- _Task prompt_:
Rewrite the rows from the line with "Patent image size: (803, 438)." up to and including the line with "The focus 19 is at (295, 280)." as a two-column CSV with the headers input and output. Give one CSV line per row, holding its text and its answer, each in a single quoted field with line breaks replaced by spaces.

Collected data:
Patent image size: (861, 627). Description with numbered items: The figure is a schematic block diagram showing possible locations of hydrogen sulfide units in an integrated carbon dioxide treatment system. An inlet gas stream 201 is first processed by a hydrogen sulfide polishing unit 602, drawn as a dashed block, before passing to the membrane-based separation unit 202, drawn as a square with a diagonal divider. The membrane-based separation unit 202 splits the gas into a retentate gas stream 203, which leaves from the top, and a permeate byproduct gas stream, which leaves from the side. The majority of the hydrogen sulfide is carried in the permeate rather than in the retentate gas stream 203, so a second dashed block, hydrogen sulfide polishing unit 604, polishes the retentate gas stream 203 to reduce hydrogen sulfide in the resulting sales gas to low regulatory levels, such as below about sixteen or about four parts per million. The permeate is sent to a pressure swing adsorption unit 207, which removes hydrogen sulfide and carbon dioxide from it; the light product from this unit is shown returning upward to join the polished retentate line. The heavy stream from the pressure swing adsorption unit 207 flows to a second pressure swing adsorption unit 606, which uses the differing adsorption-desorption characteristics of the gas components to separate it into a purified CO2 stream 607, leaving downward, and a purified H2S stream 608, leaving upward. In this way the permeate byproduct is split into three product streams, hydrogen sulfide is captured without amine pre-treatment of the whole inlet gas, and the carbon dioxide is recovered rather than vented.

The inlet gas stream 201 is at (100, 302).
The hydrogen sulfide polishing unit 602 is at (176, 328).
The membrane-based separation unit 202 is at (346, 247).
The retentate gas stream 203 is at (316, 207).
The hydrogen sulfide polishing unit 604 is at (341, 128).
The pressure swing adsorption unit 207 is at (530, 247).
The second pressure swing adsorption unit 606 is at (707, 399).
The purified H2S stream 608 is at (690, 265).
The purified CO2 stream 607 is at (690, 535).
--
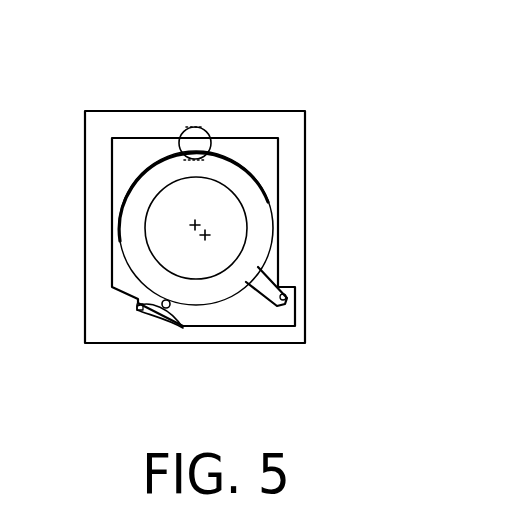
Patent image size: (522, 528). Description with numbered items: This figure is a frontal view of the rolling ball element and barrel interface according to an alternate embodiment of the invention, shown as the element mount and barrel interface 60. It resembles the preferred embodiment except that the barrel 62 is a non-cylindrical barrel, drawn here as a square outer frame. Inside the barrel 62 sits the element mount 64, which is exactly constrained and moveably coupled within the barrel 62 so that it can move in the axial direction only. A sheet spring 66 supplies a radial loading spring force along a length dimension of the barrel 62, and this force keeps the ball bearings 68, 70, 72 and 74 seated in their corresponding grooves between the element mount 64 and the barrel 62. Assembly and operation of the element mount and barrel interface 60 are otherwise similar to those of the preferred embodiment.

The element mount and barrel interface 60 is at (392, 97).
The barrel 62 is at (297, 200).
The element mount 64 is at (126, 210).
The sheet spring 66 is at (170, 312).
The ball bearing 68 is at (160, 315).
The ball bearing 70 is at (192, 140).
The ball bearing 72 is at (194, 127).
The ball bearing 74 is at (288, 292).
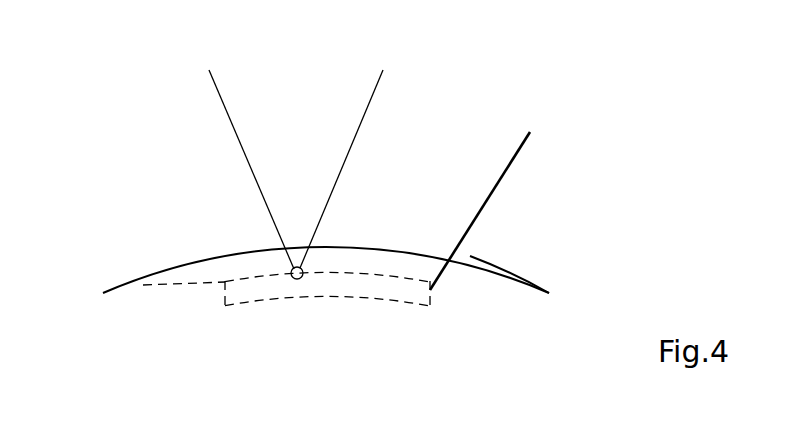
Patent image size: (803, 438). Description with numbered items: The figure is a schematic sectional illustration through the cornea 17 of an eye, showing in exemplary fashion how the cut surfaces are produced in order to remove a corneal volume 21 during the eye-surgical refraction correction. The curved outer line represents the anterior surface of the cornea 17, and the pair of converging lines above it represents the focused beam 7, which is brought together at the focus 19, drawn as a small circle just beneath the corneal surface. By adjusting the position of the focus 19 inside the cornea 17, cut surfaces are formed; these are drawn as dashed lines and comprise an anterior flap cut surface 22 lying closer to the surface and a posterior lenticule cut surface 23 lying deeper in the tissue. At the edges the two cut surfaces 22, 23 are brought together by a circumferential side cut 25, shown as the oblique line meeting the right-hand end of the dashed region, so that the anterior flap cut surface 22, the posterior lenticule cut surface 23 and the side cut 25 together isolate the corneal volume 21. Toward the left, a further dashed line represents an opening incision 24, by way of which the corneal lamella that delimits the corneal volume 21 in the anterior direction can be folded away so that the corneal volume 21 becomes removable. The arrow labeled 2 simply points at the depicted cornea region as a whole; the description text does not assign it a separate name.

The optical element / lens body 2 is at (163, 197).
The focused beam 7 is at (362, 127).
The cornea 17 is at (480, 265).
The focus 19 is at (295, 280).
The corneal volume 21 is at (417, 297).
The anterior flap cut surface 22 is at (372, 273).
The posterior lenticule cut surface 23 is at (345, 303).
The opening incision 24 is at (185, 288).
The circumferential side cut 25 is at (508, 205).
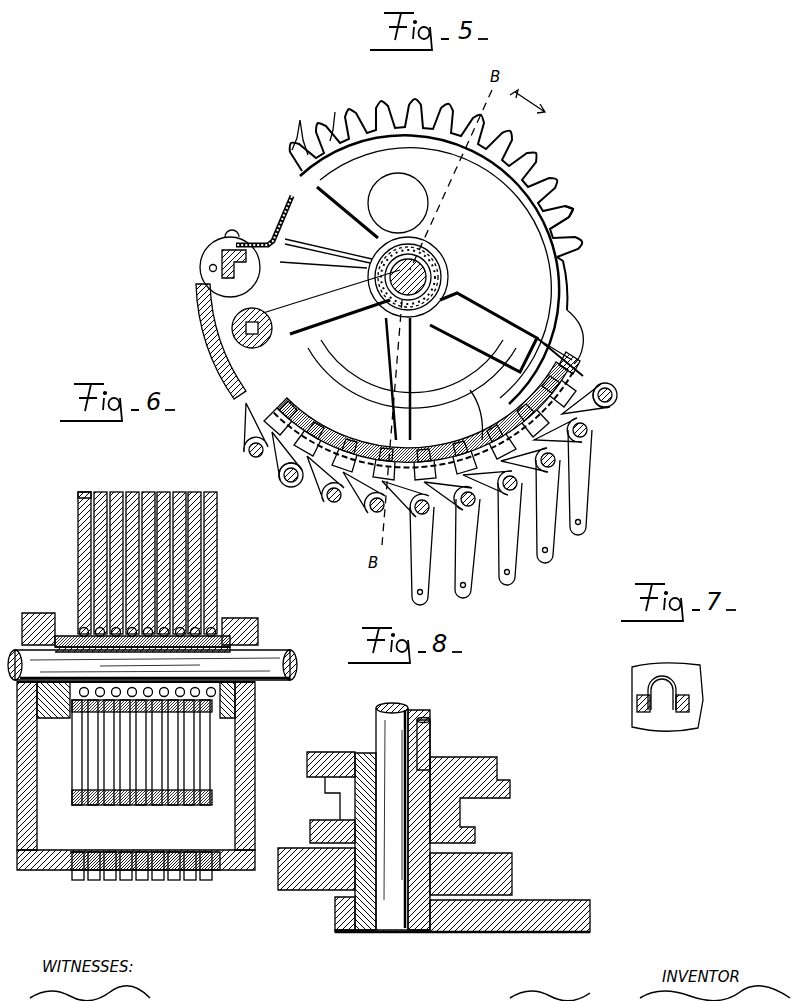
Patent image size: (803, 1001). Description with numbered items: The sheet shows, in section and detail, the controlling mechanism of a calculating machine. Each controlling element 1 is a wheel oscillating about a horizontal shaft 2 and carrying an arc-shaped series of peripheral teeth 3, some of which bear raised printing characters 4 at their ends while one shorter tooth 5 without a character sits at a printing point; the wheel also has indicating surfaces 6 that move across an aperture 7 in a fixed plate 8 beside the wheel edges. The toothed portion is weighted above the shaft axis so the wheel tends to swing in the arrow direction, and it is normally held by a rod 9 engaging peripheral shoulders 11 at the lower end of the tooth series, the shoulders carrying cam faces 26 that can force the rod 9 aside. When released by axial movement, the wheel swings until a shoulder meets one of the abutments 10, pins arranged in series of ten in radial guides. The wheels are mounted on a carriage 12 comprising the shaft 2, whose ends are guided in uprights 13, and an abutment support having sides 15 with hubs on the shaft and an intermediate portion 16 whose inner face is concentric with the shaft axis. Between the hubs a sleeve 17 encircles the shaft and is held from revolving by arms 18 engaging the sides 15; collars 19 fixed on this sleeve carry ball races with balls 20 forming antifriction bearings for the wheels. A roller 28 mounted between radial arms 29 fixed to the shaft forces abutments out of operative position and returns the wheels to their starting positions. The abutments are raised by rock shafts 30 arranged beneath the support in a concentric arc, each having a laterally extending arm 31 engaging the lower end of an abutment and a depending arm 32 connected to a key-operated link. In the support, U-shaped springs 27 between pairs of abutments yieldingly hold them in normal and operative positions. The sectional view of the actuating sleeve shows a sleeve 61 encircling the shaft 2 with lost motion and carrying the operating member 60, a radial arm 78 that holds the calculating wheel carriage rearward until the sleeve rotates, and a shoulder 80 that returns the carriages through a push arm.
...
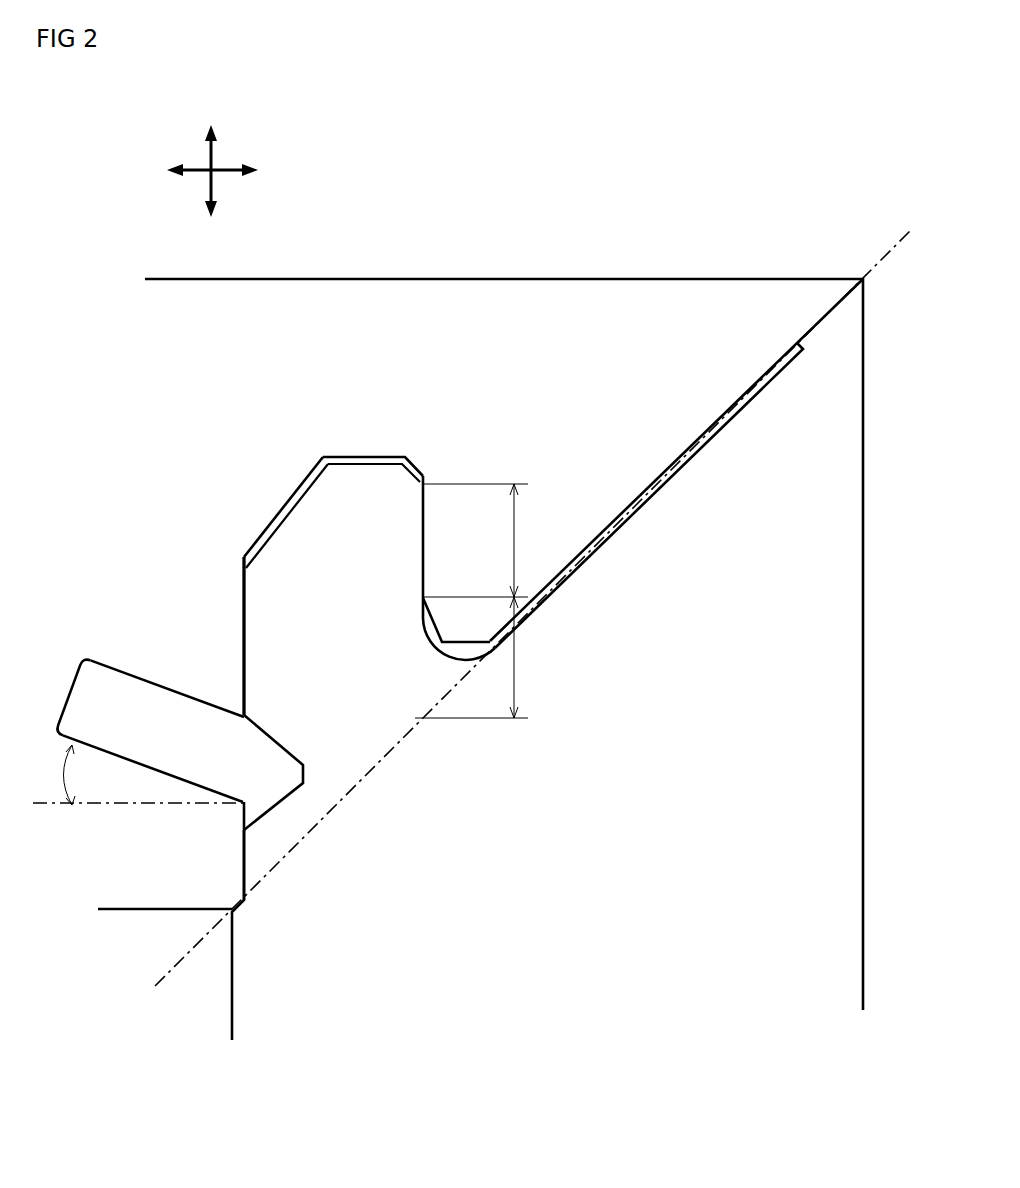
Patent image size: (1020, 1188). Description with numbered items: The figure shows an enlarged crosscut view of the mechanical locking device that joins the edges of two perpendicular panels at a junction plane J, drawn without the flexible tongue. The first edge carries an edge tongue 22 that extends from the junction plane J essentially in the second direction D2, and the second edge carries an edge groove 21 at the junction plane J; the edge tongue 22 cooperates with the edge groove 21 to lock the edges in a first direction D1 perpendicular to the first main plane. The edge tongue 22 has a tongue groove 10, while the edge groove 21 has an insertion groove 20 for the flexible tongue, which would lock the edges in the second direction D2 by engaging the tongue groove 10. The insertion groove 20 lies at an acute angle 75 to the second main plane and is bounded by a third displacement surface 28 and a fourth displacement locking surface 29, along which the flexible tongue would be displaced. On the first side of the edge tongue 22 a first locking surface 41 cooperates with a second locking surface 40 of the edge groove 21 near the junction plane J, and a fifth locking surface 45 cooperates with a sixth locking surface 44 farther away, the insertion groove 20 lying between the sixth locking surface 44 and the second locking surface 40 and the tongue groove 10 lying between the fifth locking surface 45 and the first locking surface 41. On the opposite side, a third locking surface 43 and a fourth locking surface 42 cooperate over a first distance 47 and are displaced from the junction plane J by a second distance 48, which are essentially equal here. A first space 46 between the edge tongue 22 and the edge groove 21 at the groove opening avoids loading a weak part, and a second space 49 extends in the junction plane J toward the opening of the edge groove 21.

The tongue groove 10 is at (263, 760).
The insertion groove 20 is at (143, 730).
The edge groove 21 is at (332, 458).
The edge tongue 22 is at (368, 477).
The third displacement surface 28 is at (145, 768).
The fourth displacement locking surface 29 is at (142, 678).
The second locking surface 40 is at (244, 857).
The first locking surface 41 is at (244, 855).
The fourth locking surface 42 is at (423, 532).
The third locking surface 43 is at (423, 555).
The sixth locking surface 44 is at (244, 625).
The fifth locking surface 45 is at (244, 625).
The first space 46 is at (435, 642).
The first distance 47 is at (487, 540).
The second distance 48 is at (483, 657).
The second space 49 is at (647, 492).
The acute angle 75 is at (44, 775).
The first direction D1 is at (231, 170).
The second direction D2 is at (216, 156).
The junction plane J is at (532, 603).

- _Solution for this exercise_:
input,output
"Patent image size: (803, 438). Description with numbered items: The figure is a schematic sectional illustration through the cornea 17 of an eye, showing in exemplary fashion how the cut surfaces are produced in order to remove a corneal volume 21 during the eye-surgical refraction correction. The curved outer line represents the anterior surface of the cornea 17, and the pair of converging lines above it represents the focused beam 7, which is brought together at the focus 19, drawn as a small circle just beneath the corneal surface. By adjusting the position of the focus 19 inside the cornea 17, cut surfaces are formed; these are drawn as dashed lines and comprise an anterior flap cut surface 22 lying closer to the surface and a posterior lenticule cut surface 23 lying deeper in the tissue. At the edges the two cut surfaces 22, 23 are brought together by a circumferential side cut 25, shown as the oblique line meeting the right-hand end of the dashed region, so that the anterior flap cut surface 22, the posterior lenticule cut surface 23 and the side cut 25 together isolate the corneal volume 21. Toward the left, a further dashed line represents an opening incision 24, by way of which the corneal lamella that delimits the corneal volume 21 in the anterior direction can be folded away so that the corneal volume 21 becomes removable. The arrow labeled 2 simply points at the depicted cornea region as a whole; the description text does not assign it a separate name.","The optical element / lens body 2 is at (163, 197). The focused beam 7 is at (362, 127). The cornea 17 is at (480, 265). The focus 19 is at (295, 280)."